**GIVEN PROBLEM**
Can you reproduce the data beneath, keeping every line exact?

**** RAW RECORDS

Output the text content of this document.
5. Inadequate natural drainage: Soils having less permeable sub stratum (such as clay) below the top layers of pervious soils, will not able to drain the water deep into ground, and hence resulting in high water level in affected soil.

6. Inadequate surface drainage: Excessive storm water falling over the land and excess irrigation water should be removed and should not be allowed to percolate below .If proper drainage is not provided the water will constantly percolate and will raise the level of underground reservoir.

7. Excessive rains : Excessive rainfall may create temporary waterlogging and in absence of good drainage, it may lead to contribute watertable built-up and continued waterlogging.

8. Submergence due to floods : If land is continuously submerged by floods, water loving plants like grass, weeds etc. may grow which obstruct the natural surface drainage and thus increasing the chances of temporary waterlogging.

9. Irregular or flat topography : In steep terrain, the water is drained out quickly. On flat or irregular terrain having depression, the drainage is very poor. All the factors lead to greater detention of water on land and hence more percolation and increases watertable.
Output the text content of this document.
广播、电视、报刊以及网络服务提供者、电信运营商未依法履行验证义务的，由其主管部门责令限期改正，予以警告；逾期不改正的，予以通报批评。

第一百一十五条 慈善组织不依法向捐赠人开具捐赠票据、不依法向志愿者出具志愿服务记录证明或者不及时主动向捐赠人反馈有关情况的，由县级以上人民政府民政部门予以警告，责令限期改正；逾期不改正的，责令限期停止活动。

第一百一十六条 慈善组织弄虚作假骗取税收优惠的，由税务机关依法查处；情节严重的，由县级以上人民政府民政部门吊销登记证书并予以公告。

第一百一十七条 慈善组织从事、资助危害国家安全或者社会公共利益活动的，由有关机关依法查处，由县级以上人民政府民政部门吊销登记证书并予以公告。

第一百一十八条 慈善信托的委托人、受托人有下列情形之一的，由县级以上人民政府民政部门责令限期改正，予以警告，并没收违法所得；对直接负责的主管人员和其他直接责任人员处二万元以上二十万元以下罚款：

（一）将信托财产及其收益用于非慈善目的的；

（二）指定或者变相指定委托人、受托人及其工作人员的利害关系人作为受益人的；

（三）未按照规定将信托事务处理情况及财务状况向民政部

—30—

********

**ANSWER TO THIS TASK**
Output the text content of this document.
5. Inadequate natural drainage: Soils having less permeable sub stratum (such as clay) below the top layers of pervious soils, will not able to drain the water deep into ground, and hence resulting in high water level in affected soil.

6. Inadequate surface drainage: Excessive storm water falling over the land and excess irrigation water should be removed and should not be allowed to percolate below .If proper drainage is not provided the water will constantly percolate and will raise the level of underground reservoir.

7. Excessive rains : Excessive rainfall may create temporary waterlogging and in absence of good drainage, it may lead to contribute watertable built-up and continued waterlogging.

8. Submergence due to floods : If land is continuously submerged by floods, water loving plants like grass, weeds etc. may grow which obstruct the natural surface drainage and thus increasing the chances of temporary waterlogging.

9. Irregular or flat topography : In steep terrain, the water is drained out quickly. On flat or irregular terrain having depression, the drainage is very poor. All the factors lead to greater detention of water on land and hence more percolation and increases watertable.
Output the text content of this document.
广播、电视、报刊以及网络服务提供者、电信运营商未依法履行验证义务的，由其主管部门责令限期改正，予以警告；逾期不改正的，予以通报批评。

第一百一十五条 慈善组织不依法向捐赠人开具捐赠票据、不依法向志愿者出具志愿服务记录证明或者不及时主动向捐赠人反馈有关情况的，由县级以上人民政府民政部门予以警告，责令限期改正；逾期不改正的，责令限期停止活动。

第一百一十六条 慈善组织弄虚作假骗取税收优惠的，由税务机关依法查处；情节严重的，由县级以上人民政府民政部门吊销登记证书并予以公告。

第一百一十七条 慈善组织从事、资助危害国家安全或者社会公共利益活动的，由有关机关依法查处，由县级以上人民政府民政部门吊销登记证书并予以公告。

第一百一十八条 慈善信托的委托人、受托人有下列情形之一的，由县级以上人民政府民政部门责令限期改正，予以警告，并没收违法所得；对直接负责的主管人员和其他直接责任人员处二万元以上二十万元以下罚款：

（一）将信托财产及其收益用于非慈善目的的；

（二）指定或者变相指定委托人、受托人及其工作人员的利害关系人作为受益人的；

（三）未按照规定将信托事务处理情况及财务状况向民政部

—30—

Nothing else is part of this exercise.